» Work required: Extract each line of the records below that contains the word "Peak".

» Given records:
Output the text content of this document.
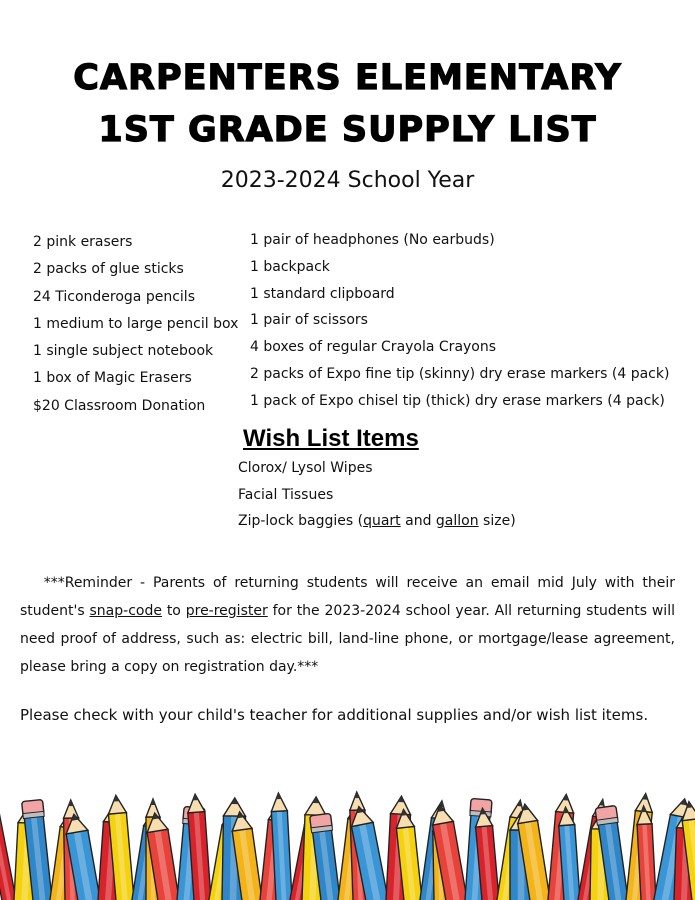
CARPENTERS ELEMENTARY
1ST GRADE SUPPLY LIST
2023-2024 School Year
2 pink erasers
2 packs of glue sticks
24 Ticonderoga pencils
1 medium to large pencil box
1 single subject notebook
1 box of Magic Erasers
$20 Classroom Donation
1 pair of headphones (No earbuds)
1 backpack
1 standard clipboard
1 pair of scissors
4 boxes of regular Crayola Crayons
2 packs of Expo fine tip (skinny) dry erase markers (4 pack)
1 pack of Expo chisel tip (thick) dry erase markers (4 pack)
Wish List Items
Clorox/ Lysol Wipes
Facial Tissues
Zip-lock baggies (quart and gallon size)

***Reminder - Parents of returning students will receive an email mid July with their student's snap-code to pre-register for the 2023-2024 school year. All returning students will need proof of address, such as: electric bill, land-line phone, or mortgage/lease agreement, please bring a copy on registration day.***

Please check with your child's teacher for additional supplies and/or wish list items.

* * *

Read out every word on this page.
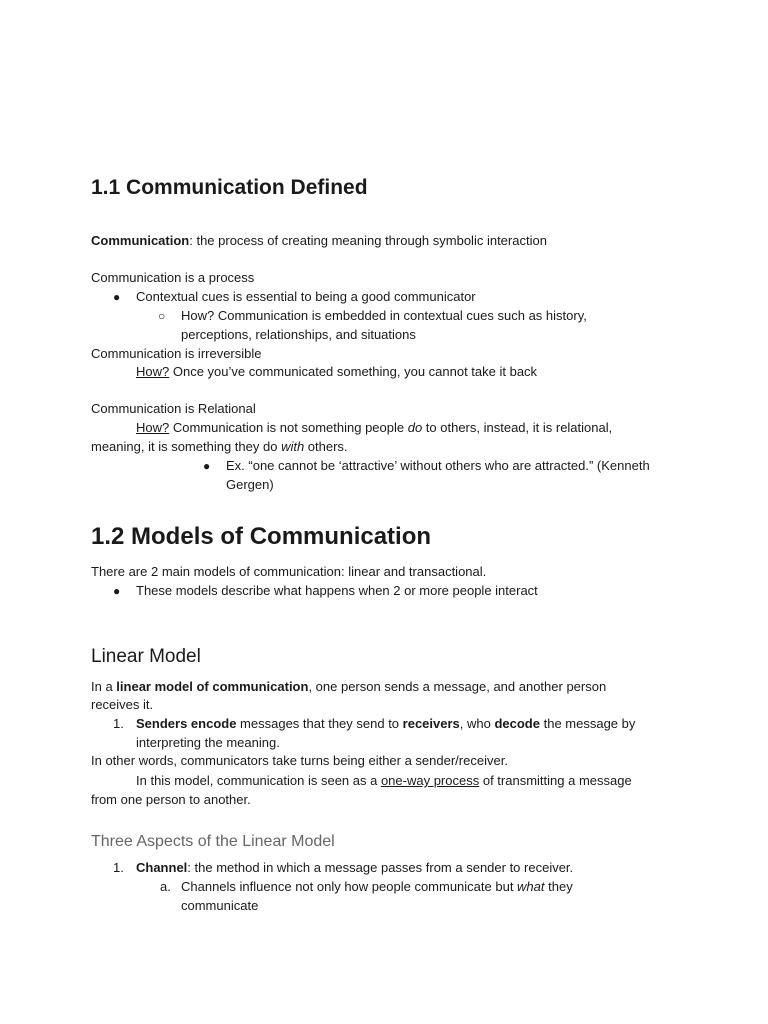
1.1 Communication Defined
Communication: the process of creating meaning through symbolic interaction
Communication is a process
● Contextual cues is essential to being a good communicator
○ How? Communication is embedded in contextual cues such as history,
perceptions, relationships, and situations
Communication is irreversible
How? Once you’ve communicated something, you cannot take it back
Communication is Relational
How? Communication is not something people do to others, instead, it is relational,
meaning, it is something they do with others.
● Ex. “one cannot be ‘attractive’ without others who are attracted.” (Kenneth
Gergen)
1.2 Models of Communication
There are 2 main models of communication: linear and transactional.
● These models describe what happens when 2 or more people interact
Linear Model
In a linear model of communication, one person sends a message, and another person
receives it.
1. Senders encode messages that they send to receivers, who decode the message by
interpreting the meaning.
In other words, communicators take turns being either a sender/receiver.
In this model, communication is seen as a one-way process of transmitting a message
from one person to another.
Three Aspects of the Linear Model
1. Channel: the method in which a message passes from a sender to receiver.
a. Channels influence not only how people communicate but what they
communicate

...

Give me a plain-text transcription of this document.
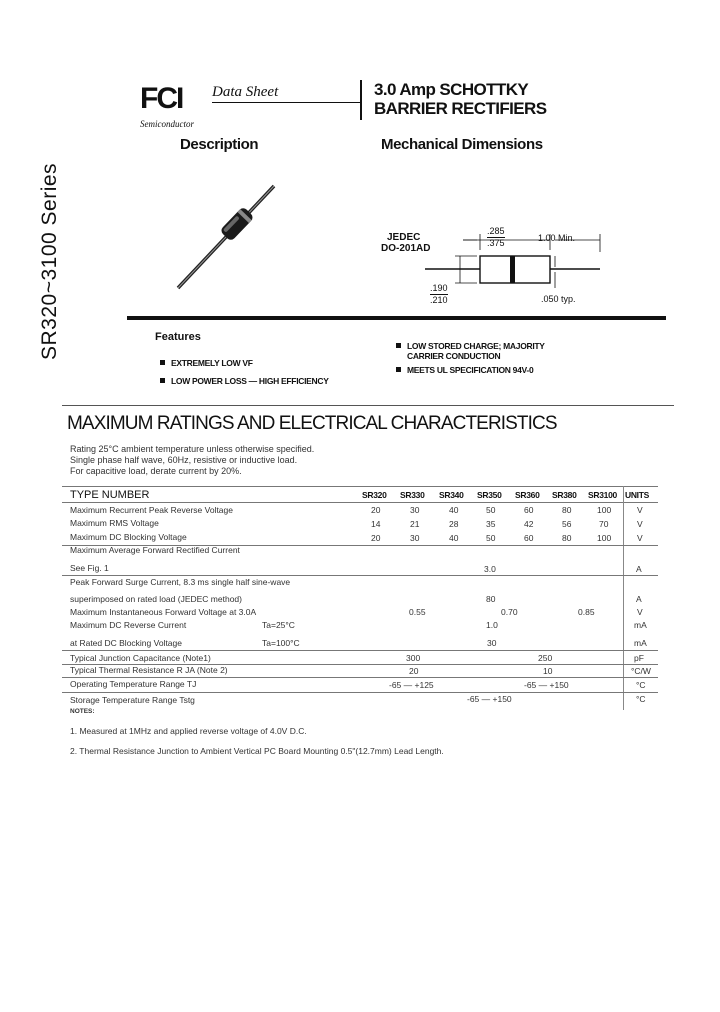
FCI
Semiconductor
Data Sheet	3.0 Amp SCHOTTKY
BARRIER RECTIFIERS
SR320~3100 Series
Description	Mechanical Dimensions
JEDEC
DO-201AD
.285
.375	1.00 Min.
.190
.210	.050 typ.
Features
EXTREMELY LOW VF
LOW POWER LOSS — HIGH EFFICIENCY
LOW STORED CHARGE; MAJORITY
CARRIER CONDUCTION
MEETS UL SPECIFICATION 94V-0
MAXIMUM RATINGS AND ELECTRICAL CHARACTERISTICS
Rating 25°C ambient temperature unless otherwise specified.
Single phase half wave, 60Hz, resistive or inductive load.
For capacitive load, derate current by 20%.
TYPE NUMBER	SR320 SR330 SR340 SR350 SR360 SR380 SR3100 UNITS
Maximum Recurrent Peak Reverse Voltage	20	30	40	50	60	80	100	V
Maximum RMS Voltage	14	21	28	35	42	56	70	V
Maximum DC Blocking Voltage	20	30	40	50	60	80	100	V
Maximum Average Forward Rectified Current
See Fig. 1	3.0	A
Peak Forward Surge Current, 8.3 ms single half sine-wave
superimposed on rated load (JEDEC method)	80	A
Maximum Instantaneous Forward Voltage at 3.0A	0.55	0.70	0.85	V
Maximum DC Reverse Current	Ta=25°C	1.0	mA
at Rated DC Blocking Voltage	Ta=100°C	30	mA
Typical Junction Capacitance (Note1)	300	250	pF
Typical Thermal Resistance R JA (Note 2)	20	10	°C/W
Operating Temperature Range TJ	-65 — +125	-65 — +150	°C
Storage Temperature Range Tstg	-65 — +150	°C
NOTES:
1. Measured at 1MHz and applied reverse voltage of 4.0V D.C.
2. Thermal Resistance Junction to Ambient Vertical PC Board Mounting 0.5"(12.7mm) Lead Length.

» Final result:
Maximum Recurrent Peak Reverse Voltage	20	30	40	50	60	80	100	V
Peak Forward Surge Current, 8.3 ms single half sine-wave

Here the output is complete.